### DIRECTIVE
Reproduce the listing below without any change, from the line containing "text-run: с фоновым" down to the line containing "text-run: ), CIPS, Norfolk, VA, USA", with both of those lines included. Output only that stretch.

### EXCERPTED RECORDS

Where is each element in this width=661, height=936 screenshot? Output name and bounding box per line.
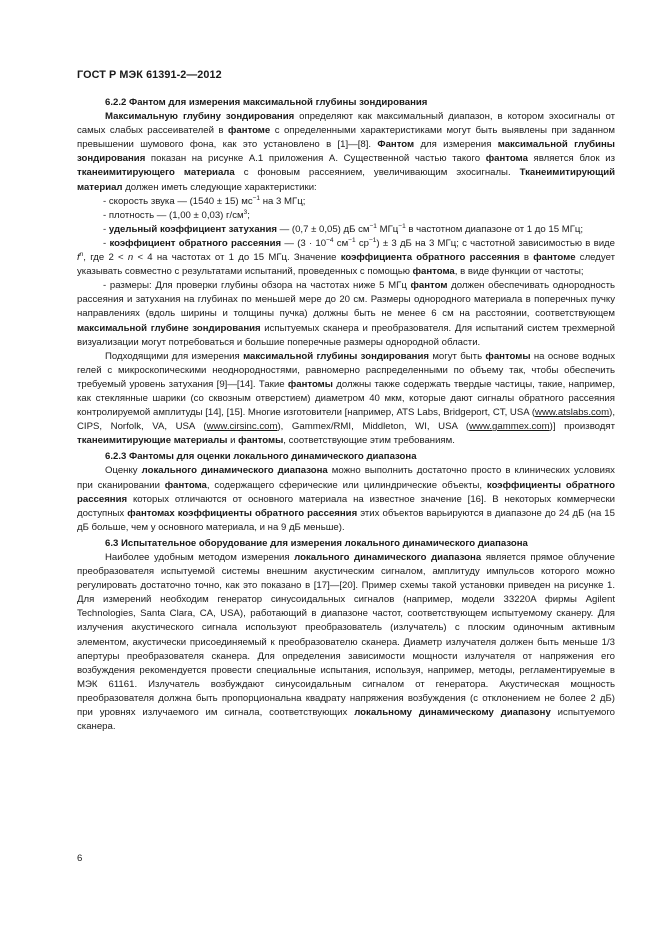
text-run: с фоновым рассеянием, увеличивающим эхосигналы. [234, 167, 520, 179]
text-run: Тканеимитирующий материал [77, 167, 615, 193]
text-run: 3 [243, 208, 248, 216]
text-run: которых отличаются от основного материала на известное значение [16]. В некоторых коммерчески доступных [77, 493, 615, 519]
text-run: - размеры: Для проверки глубины обзора на частотах ниже 5 МГц [103, 280, 411, 292]
text-run: с определенными характеристиками могут быть выявлены при заданном превышении шумового фона, как это установлено в [1]—[8]. [77, 125, 615, 151]
text-run: ) ± 3 дБ на 3 МГц; с частотной зависимостью в виде [376, 237, 615, 249]
text-run: −1 [398, 222, 406, 230]
url-link[interactable]: www.gammex.com [469, 421, 550, 433]
text-run: ср [355, 237, 369, 249]
text-run: ), CIPS, Norfolk, VA, USA ( [77, 407, 615, 433]
text-run: , в виде функции от частоты; [454, 266, 584, 278]
text-run: удельный коэффициент затухания [108, 223, 277, 235]
text-run: на 3 МГц; [260, 195, 306, 207]
list-item-dimensions [77, 279, 615, 349]
url-link[interactable]: www.cirsinc.com [206, 421, 278, 433]
text-run: - [103, 237, 110, 249]
text-run: должен обеспечивать однородность рассеяния и затухания на глубинах по меньшей мере до 20 см. Размеры однородного материала в поперечных пучку направлениях (вдоль ширины и толщины пучка) должны быть не менее 6 см на расстоянии, соответствующем [77, 280, 615, 320]
text-run: фантом [410, 280, 448, 292]
text-run: фантомы [485, 350, 531, 362]
text-run: −1 [368, 236, 377, 244]
document-body [77, 96, 615, 734]
page-number: 6 [77, 853, 83, 864]
text-run: следует указывать совместно с результатами испытаний, проведенных с помощью [77, 252, 615, 278]
text-run: этих объектов варьируются в диапазоне до 24 дБ (на 15 дБ больше, чем у основного материала, и на 9 дБ меньше). [77, 507, 615, 533]
text-run: является блок из [527, 153, 615, 165]
text-run: Наиболее удобным методом измерения [105, 552, 295, 563]
text-run: Фантом [377, 139, 415, 151]
text-run: ), Gammex/RMI, Middleton, WI, USA ( [277, 421, 470, 433]
text-run: см [333, 237, 349, 249]
text-run: −1 [348, 236, 356, 244]
text-run: в частотном диапазоне от 1 до 15 МГц; [405, 223, 584, 235]
text-run: фантоме [533, 252, 576, 264]
text-run: испытуемых сканера и преобразователя. Для испытаний систем трехмерной визуализации могут потребоваться и большие поперечные размеры однородной области. [77, 322, 615, 348]
text-run: могут быть [428, 350, 486, 362]
text-run: )] производят [549, 421, 615, 433]
text-run: тканеимитирующие материалы [77, 435, 228, 447]
text-run: n [127, 252, 134, 264]
text-run: максимальной глубины зондирования [77, 139, 615, 165]
section-heading-6-3: 6.3 Испытательное оборудование для измерения локального динамического диапазона [105, 537, 528, 549]
text-run: должны также содержать твердые частицы, такие, например, как стеклянные шарики (со сквозным отверстием) диаметром 40 мкм, которые дают сигналы обратного рассеяния контролируемой амплитуды [14], [15]. Многие изготовители [например, ATS Labs, Bridgeport, CT, USA ( [77, 378, 615, 419]
text-run: локального динамического диапазона [294, 552, 482, 563]
text-run: максимальной глубине зондирования [77, 322, 261, 334]
text-run: фантомы [287, 378, 333, 390]
text-run: на основе водных гелей с микроскопическими неоднородностями, равномерно распределенными по объему так, чтобы обеспечить требуемый уровень затухания [9]—[14]. Такие [77, 350, 615, 390]
text-run: тканеимитирующего материала [77, 167, 235, 179]
text-run: −1 [369, 222, 377, 230]
text-run: показан на рисунке А.1 приложения А. Существенной частью такого [145, 153, 486, 165]
text-run: n [79, 251, 84, 259]
text-run: для измерения [414, 139, 498, 151]
list-item-sound-speed [77, 195, 615, 209]
section-heading-6-2-2: 6.2.2 Фантом для измерения максимальной глубины зондирования [105, 97, 428, 108]
text-run: фантоме [227, 125, 271, 137]
text-run: и [227, 435, 239, 447]
text-run: — (0,7 ± 0,05) дБ см [276, 223, 370, 235]
text-run: - скорость звука — (1540 ± 15) мс [103, 195, 253, 207]
text-run: ; [247, 209, 250, 221]
list-item-attenuation [77, 223, 615, 237]
section-heading-6-2-3: 6.2.3 Фантомы для оценки локального динамического диапазона [105, 451, 417, 463]
text-run: локальному динамическому диапазону [354, 707, 551, 719]
text-run: , содержащего сферические или цилиндрические объекты, [206, 479, 487, 491]
text-run: −1 [252, 194, 261, 202]
url-link[interactable]: www.atslabs.com [535, 407, 610, 419]
text-run: f [77, 252, 80, 264]
text-run: фантома [164, 479, 207, 491]
text-run: коэффициента обратного рассеяния [340, 252, 520, 264]
text-run: фантомы [238, 435, 284, 447]
text-run: в [519, 252, 534, 264]
text-run: , где 2 < [83, 252, 128, 264]
text-run: является прямое облучение преобразователя испытуемой системы внешним акустическим сигналом, амплитуду импульсов которого можно регулировать достаточно точно, как это показано в [17]—[20]. Пример схемы такой установки приведен на рисунке 1. Для измерений необходим генератор синусоидальных сигналов (например, модели 33220A фирмы Agilent Technologies, Santa Clara, CA, USA), работающий в диапазоне частот, соответствующем испытуемому сканеру. Для излучения акустического сигнала используют преобразователь (излучатель) с плоским одиночным активным элементом, акустически присоединяемый к преобразователю сканера. Диаметр излучателя должен быть меньше 1/3 апертуры преобразователя сканера. Для определения зависимости мощности излучателя от напряжения его возбуждения рекомендуется провести специальные испытания, используя, например, методы, регламентируемые в МЭК 61161. Излучатель возбуждают синусоидальным сигналом от генератора. Акустическая мощность преобразователя должна быть пропорциональна квадрату напряжения возбуждения (с отклонением не более 2 дБ) при уровнях излучаемого им сигнала, соответствующих [77, 552, 615, 719]
text-run: −4 [326, 236, 334, 244]
document-header: ГОСТ Р МЭК 61391-2—2012 [77, 69, 222, 81]
paragraph [77, 110, 615, 195]
text-run: максимальной глубины зондирования [243, 350, 429, 362]
text-run: < 4 на частотах от 1 до 15 МГц. Значение [133, 252, 341, 264]
text-run: фантомах коэффициенты обратного рассеяния [127, 507, 358, 519]
list-item-density [77, 209, 615, 223]
text-run: Максимальную глубину зондирования [105, 111, 295, 123]
text-run: должен иметь следующие характеристики: [122, 181, 317, 193]
list-item-backscatter [77, 237, 615, 279]
paragraph [77, 551, 615, 734]
text-run: Оценку [105, 465, 142, 477]
text-run: , соответствующие этим требованиям. [283, 435, 455, 447]
text-run: фантома [412, 266, 455, 278]
text-run: - плотность — (1,00 ± 0,03) г/см [103, 209, 244, 221]
text-run: фантома [485, 153, 528, 165]
text-run: — (3 · 10 [281, 237, 327, 249]
text-run: локального динамического диапазона [141, 465, 328, 477]
text-run: МГц [376, 223, 399, 235]
paragraph [77, 464, 615, 534]
text-run: - [103, 223, 109, 235]
paragraph [77, 350, 615, 449]
text-run: определяют как максимальный диапазон, в котором эхосигналы от самых слабых рассеивателей в [77, 111, 615, 137]
text-run: коэффициент обратного рассеяния [109, 237, 282, 249]
text-run: коэффициенты обратного рассеяния [77, 479, 615, 505]
text-run: Подходящими для измерения [105, 350, 244, 362]
text-run: можно выполнить достаточно просто в клинических условиях при сканировании [77, 465, 615, 491]
text-run: испытуемого сканера. [77, 707, 616, 733]
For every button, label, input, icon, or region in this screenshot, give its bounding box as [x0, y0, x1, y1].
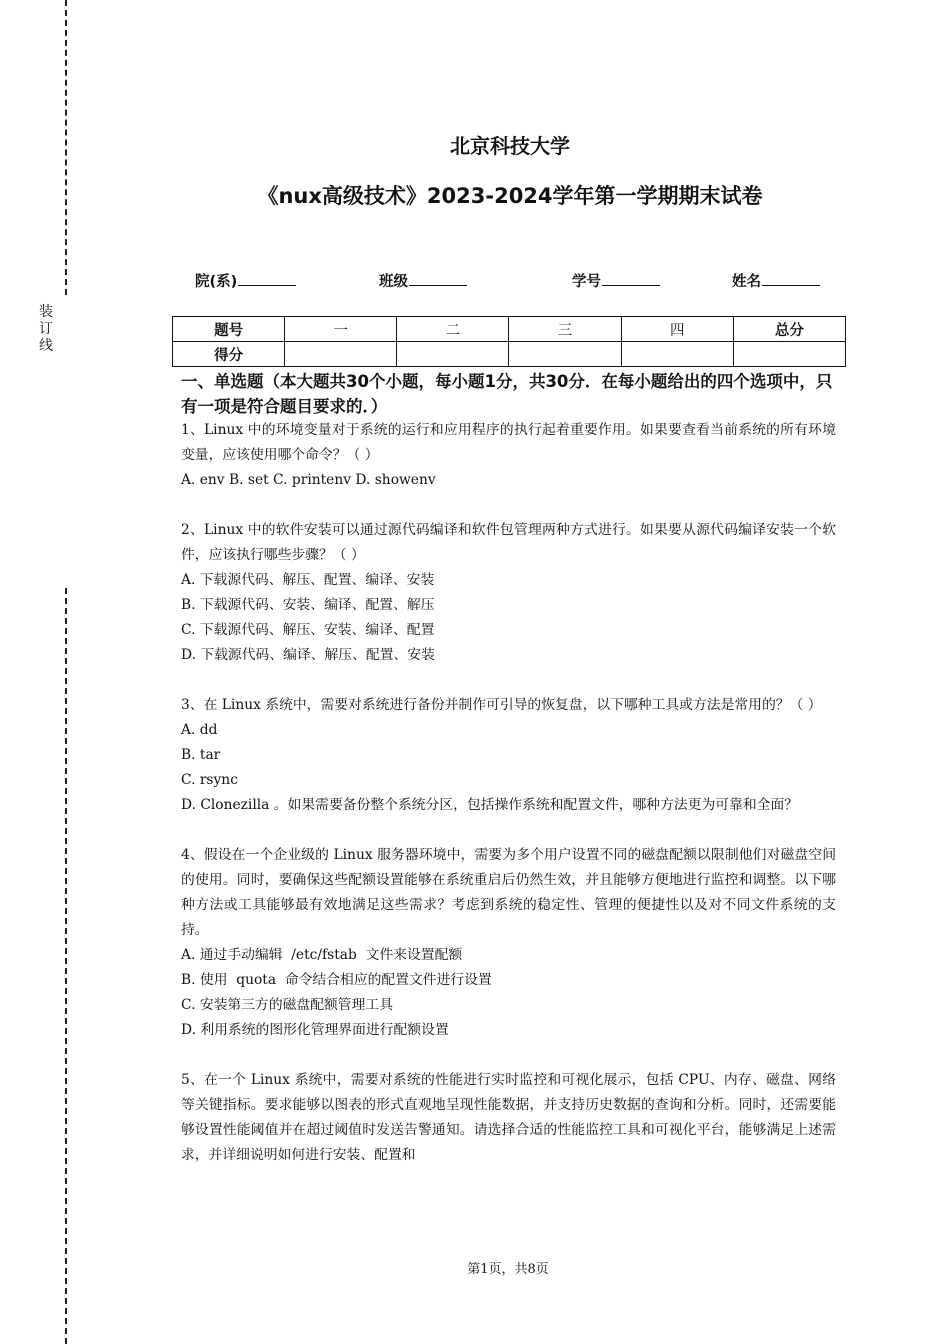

### TASK RESPONSE
text-run: с фоновым рассеянием, увеличивающим эхосигналы. [234, 167, 520, 179]
text-run: Тканеимитирующий материал [77, 167, 615, 193]
text-run: 3 [243, 208, 248, 216]
text-run: которых отличаются от основного материала на известное значение [16]. В некоторых коммерчески доступных [77, 493, 615, 519]
text-run: - размеры: Для проверки глубины обзора на частотах ниже 5 МГц [103, 280, 411, 292]
text-run: с определенными характеристиками могут быть выявлены при заданном превышении шумового фона, как это установлено в [1]—[8]. [77, 125, 615, 151]
text-run: ) ± 3 дБ на 3 МГц; с частотной зависимостью в виде [376, 237, 615, 249]
text-run: −1 [398, 222, 406, 230]
url-link[interactable]: www.gammex.com [469, 421, 550, 433]
text-run: ср [355, 237, 369, 249]
text-run: ), CIPS, Norfolk, VA, USA ( [77, 407, 615, 433]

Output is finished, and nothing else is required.